↓
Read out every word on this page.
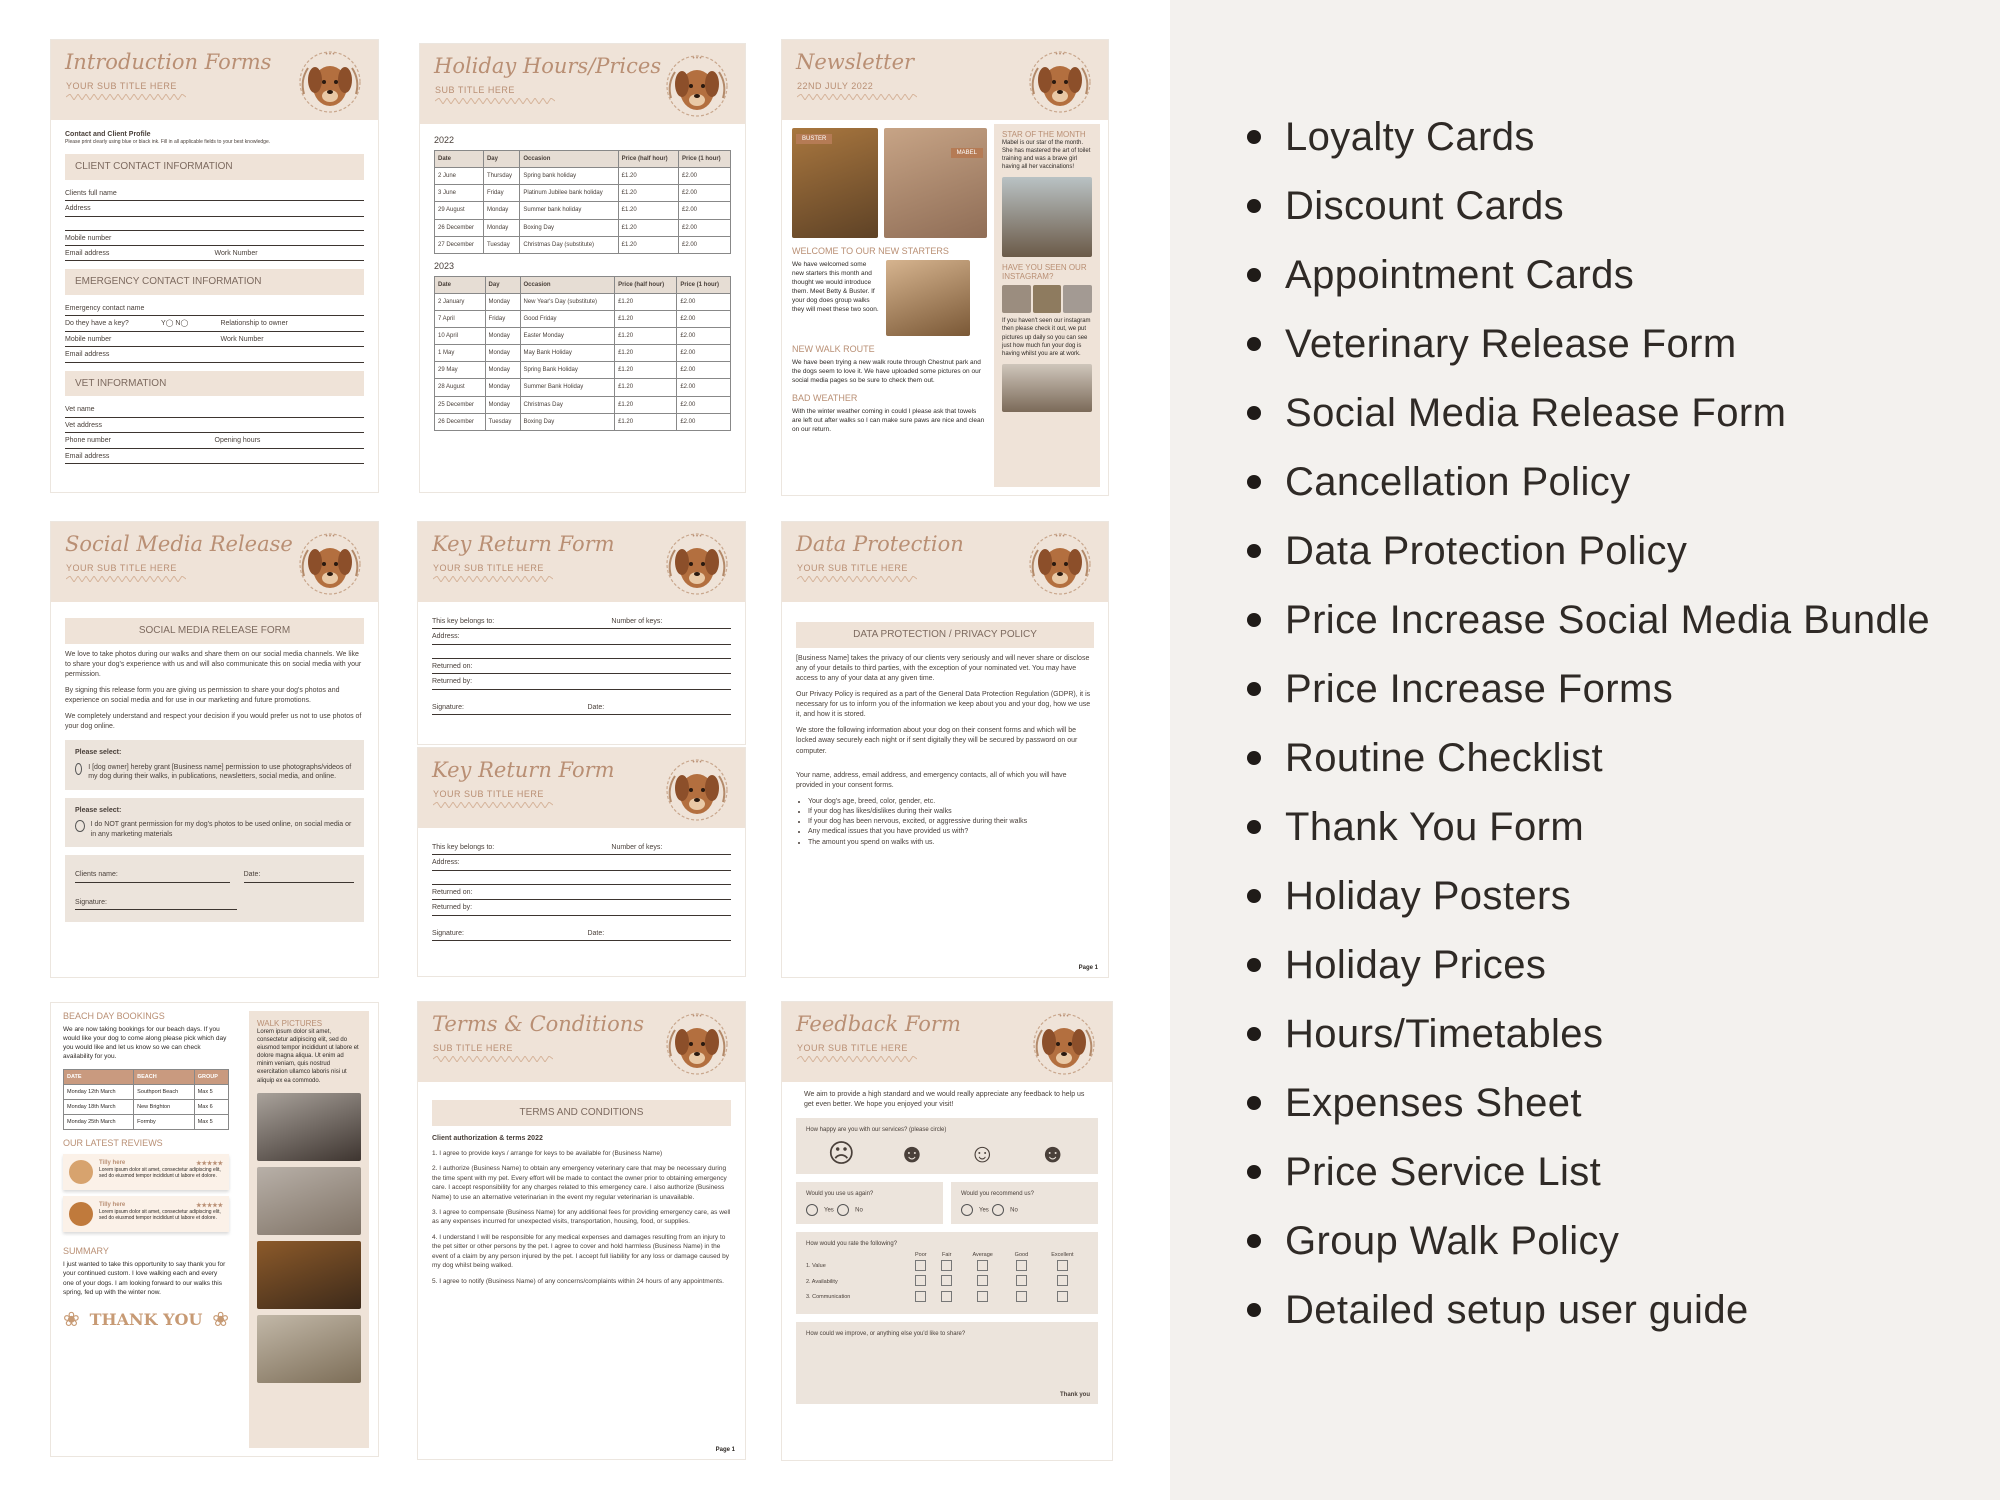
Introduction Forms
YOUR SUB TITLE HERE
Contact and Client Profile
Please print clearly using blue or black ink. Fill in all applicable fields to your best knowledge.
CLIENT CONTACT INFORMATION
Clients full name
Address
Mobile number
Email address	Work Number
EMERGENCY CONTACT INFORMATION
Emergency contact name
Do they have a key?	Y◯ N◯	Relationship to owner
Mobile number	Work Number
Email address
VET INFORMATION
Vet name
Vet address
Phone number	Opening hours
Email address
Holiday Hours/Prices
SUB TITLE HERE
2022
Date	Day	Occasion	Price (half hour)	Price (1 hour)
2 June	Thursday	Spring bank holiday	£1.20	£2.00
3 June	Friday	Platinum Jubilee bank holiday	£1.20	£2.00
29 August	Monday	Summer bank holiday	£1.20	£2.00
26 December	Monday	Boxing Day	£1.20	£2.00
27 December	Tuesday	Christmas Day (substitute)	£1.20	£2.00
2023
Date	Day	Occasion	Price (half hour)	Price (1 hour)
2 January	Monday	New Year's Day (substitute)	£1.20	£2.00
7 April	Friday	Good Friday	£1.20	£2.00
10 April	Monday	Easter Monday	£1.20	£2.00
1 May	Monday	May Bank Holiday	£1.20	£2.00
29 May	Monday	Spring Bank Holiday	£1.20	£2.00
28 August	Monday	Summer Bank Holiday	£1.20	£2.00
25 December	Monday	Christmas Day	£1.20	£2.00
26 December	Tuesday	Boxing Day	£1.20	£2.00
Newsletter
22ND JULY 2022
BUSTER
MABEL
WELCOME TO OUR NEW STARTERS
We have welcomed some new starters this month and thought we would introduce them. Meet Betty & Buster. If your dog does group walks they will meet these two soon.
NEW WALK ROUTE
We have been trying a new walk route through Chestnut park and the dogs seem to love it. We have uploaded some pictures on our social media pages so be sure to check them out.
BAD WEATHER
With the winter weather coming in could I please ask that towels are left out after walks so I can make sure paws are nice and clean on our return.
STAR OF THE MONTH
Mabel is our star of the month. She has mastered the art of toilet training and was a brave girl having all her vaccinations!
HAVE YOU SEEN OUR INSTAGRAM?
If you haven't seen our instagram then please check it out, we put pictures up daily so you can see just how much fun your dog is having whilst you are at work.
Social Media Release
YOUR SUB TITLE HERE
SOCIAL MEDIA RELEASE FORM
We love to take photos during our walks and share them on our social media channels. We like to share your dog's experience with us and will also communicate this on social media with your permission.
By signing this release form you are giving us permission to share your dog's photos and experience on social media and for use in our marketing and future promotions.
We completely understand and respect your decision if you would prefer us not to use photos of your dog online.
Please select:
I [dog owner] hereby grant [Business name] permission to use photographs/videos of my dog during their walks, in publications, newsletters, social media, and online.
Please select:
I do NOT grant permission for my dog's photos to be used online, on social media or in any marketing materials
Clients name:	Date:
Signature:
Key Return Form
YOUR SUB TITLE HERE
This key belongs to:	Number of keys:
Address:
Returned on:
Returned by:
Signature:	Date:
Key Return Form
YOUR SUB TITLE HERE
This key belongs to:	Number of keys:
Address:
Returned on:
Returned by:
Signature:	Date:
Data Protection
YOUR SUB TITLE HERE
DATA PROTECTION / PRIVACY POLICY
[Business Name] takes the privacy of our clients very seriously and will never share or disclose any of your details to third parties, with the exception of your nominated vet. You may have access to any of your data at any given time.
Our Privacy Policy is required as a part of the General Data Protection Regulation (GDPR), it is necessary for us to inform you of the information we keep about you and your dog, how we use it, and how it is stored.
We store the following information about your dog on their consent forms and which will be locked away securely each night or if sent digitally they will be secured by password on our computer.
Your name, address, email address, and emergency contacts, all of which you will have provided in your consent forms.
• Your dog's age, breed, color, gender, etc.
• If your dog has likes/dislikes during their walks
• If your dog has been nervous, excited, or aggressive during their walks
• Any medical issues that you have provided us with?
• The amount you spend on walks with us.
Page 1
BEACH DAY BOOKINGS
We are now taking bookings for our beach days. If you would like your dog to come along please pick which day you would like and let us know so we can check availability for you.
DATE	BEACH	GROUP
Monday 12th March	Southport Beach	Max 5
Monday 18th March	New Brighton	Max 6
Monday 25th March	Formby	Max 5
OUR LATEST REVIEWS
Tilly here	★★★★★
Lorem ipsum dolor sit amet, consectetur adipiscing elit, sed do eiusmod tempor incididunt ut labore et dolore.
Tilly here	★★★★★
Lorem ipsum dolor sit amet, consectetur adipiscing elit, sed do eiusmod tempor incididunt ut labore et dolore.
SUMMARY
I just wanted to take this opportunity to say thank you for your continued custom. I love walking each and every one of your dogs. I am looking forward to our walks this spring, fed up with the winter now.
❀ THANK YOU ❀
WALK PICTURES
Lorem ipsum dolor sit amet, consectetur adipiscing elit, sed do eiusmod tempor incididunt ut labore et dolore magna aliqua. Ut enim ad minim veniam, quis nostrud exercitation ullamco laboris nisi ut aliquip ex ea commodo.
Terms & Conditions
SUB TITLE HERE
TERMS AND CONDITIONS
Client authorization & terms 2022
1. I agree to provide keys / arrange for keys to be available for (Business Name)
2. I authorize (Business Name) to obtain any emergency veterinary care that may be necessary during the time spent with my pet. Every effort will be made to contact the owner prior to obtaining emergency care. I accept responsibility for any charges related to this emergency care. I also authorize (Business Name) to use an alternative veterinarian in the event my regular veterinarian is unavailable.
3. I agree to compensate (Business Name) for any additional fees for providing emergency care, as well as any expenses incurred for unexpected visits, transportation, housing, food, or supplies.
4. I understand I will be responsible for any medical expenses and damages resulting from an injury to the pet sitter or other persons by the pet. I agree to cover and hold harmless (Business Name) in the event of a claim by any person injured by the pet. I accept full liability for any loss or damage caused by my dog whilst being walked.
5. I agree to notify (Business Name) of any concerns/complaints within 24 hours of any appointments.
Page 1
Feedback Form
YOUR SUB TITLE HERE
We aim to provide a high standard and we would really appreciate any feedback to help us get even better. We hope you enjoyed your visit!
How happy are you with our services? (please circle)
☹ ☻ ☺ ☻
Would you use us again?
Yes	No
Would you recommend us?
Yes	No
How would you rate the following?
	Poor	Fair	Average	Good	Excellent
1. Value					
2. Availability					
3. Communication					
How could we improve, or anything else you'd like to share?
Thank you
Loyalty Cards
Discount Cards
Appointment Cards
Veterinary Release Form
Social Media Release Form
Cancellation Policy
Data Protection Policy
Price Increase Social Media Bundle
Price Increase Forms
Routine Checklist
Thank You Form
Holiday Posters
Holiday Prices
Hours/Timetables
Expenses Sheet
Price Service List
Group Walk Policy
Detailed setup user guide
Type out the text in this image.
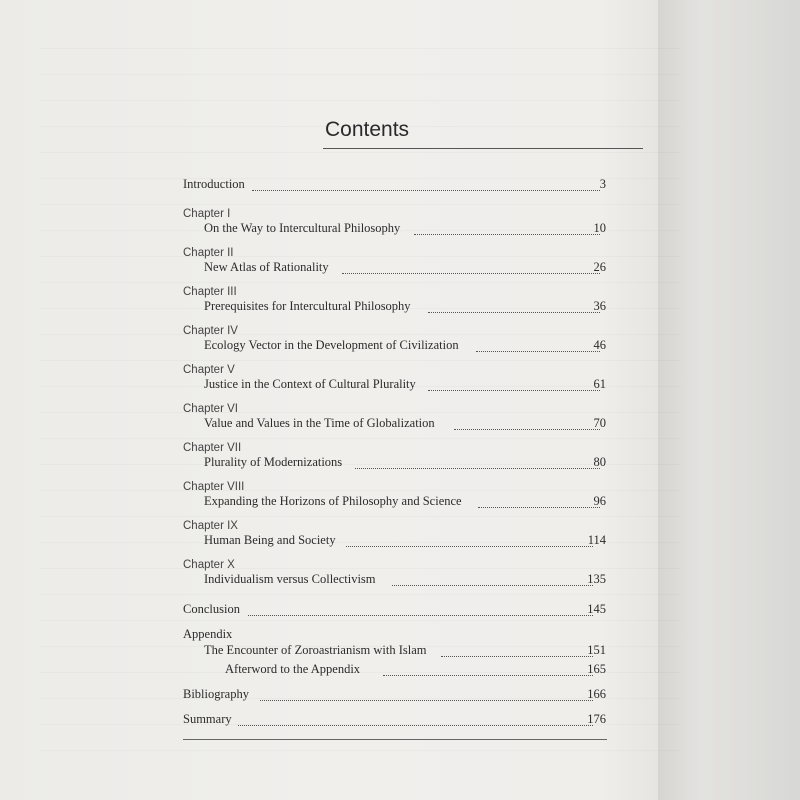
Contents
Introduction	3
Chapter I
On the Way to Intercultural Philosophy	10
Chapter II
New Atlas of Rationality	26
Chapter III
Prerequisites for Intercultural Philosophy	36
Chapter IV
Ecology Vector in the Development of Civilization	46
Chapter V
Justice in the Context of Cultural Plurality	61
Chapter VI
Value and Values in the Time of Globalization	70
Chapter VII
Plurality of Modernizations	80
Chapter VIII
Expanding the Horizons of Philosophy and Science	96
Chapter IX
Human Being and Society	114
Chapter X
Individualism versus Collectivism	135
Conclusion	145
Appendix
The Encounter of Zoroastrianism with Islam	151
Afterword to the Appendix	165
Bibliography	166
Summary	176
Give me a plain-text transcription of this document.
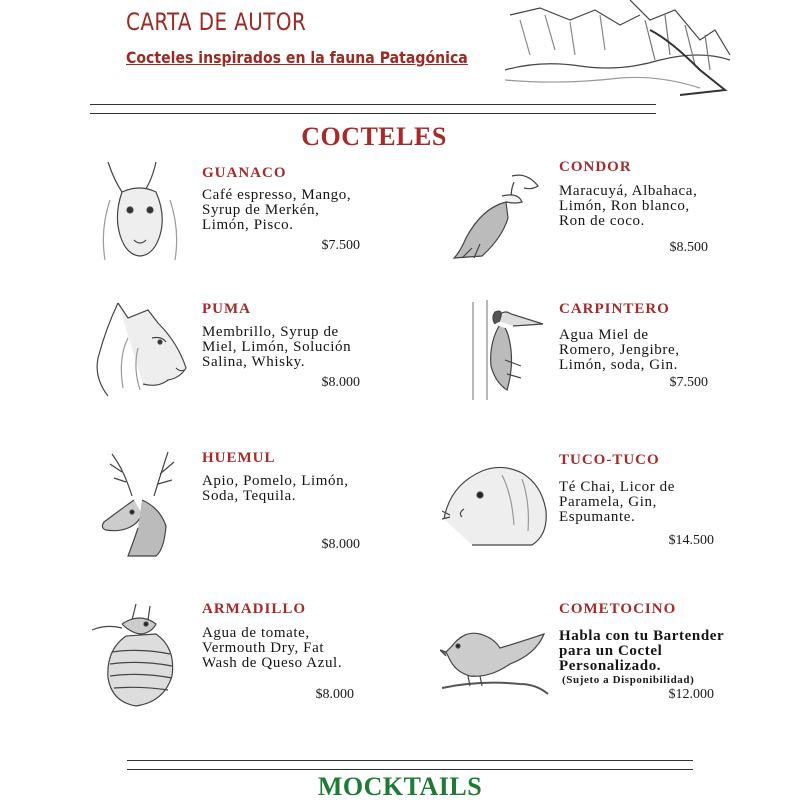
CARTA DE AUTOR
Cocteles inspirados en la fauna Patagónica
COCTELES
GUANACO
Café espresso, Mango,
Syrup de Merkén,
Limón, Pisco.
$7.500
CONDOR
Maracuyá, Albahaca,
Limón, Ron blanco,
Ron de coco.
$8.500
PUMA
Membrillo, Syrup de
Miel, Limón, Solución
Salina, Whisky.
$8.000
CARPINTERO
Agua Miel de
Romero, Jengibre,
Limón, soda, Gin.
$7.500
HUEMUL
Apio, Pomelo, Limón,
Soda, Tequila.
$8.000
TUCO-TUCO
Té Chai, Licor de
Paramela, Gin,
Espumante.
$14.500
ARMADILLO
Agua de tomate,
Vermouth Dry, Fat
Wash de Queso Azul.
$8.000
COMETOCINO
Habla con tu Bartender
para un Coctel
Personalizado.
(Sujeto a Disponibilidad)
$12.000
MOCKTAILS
↑
**Task instructions**
Your answer should be only a number: how many lines of the data above contain the string "permission"?

**The reply**
4